◆ WHAT IS NEEDED:
Read the lines that follow and pick out every one containing the word "sold".

· · · · ·

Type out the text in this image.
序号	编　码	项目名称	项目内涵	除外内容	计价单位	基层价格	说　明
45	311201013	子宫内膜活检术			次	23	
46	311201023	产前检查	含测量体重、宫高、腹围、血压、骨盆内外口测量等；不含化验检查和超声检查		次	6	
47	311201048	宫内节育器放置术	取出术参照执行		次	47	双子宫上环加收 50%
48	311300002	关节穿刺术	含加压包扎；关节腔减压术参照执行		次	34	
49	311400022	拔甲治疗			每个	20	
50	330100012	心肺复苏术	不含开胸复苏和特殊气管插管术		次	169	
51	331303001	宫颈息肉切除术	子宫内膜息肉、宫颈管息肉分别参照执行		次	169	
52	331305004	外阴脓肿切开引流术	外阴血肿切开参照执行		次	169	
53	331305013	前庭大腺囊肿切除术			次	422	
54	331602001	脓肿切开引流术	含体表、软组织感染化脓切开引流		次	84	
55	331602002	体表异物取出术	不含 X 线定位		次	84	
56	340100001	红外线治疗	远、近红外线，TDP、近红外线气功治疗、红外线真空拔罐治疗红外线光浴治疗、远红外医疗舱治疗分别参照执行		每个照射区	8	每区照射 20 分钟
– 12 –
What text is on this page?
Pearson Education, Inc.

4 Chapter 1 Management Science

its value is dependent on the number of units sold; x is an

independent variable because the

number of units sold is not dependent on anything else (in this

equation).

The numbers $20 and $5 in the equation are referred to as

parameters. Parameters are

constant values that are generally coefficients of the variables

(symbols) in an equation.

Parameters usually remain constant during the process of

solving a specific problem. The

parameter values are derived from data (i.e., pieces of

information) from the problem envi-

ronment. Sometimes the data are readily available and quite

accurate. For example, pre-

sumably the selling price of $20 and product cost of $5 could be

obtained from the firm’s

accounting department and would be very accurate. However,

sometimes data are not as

· · · · ·

◆ ANSWER TO THIS EXERCISE:
its value is dependent on the number of units sold; x is an
number of units sold is not dependent on anything else (in this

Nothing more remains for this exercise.